Answer these about the R filtering post:
1. Which dataset does it use as its example?
2. According to the error message, what class of object was 'filter' applied to?
3. What variable name holds the stored pull() result in the version that works?

Source document:
►
When I try to filter a dataframe using the %in% operator using a pull() subfilter, It does not work.
However, When I store the pull() subquery in a variable, and then use the %in% operator on the variable, It does work.
I use as an example the well known mtcars dataset.
library(tidyverse)
mydf <- tibble(mtcars)
Say I want all the observations who share cyl+am+vs
The following code does not work:
mydf |> filter(mpg %in%
mydf |> filter(duplicated(paste0(cyl,am,vs))) |> pull(mpg)
)
Error:
Error in `filter()`:
ℹ In argument: `pull(...)`.
Caused by error in `UseMethod()`:
! no applicable method for 'filter' applied to an object of class "logical"
However, the same structure, using a variable work:
mpg_as_var <- mydf |> filter(duplicated(paste0(cyl,am,vs))) |> pull(mpg)
mydf |> filter(mpg %in% mpg_as_var)
◄
Information supplied:
►
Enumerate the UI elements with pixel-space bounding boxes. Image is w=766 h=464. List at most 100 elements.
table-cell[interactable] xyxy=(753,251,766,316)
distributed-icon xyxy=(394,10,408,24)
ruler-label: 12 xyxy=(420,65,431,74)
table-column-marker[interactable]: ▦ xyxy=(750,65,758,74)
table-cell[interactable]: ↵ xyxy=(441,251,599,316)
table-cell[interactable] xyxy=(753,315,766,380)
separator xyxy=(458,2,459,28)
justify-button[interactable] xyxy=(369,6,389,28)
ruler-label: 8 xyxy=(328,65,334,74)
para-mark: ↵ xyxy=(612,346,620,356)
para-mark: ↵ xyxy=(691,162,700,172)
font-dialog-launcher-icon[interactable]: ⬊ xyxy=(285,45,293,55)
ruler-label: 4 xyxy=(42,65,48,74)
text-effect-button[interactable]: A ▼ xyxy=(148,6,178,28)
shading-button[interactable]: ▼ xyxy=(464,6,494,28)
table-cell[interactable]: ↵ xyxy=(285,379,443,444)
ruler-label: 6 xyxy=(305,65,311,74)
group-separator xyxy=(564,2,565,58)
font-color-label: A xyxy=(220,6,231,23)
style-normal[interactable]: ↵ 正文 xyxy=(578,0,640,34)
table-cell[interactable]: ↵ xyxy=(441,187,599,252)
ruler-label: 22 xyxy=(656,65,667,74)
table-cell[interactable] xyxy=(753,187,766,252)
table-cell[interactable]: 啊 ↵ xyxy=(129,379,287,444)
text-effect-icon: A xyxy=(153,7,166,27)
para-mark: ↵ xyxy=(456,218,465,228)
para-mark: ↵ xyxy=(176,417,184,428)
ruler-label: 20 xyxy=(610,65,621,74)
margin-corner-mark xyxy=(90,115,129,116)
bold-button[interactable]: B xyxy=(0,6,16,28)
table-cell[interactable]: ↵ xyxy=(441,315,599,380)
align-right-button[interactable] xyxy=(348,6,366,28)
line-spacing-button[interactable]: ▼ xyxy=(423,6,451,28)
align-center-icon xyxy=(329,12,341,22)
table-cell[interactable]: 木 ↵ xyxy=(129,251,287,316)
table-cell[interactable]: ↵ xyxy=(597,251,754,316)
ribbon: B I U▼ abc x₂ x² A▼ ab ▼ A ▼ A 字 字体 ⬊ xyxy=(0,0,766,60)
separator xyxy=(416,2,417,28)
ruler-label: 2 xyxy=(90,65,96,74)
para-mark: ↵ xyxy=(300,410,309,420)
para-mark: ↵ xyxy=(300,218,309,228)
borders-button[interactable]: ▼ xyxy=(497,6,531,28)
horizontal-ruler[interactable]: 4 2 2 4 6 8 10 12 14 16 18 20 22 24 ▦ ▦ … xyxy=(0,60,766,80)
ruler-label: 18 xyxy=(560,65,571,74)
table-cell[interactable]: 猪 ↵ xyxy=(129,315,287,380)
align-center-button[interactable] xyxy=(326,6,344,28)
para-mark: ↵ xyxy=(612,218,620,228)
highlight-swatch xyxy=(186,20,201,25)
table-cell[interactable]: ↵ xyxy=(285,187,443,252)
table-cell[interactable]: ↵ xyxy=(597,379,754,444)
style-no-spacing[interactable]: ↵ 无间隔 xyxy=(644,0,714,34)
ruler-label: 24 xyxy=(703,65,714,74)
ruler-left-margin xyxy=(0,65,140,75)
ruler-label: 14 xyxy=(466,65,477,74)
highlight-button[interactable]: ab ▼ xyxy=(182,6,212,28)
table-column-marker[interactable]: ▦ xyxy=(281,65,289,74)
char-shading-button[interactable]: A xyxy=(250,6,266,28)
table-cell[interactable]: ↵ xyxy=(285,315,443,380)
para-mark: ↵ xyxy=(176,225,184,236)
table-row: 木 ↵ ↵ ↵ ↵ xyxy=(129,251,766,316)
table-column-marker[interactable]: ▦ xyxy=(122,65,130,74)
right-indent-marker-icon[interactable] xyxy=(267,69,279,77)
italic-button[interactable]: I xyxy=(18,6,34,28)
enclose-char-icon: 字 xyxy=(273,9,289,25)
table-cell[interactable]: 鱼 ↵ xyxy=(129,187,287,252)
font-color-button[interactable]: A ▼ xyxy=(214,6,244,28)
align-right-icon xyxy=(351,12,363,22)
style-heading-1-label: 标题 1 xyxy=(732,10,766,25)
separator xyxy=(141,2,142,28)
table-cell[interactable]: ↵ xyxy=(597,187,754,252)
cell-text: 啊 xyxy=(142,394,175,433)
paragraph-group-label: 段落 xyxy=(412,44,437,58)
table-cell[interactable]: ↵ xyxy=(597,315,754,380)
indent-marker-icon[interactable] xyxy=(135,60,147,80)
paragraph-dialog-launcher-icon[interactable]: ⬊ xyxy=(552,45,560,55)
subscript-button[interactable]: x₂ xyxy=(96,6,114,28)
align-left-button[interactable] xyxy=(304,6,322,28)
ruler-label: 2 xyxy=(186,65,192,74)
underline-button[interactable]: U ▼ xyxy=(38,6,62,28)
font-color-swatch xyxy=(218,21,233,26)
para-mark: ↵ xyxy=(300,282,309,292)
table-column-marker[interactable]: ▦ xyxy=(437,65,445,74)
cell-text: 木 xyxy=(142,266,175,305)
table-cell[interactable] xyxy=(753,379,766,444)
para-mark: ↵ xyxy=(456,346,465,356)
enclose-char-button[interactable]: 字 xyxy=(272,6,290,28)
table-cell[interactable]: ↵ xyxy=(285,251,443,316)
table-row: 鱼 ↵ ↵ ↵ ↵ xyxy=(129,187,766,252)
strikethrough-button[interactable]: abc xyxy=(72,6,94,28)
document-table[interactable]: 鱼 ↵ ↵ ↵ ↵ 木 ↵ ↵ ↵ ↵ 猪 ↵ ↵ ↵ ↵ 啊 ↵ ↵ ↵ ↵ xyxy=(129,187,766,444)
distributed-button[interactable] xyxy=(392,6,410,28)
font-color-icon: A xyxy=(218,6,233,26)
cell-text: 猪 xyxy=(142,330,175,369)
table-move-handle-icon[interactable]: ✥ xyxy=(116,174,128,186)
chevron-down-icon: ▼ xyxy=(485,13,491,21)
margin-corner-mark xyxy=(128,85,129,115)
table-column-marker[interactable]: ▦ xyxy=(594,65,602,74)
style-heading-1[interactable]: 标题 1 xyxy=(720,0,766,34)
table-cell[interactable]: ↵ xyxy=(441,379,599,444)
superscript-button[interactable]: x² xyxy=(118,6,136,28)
◄
Exercise response:
1. mtcars
2. "logical"
3. mpg_as_var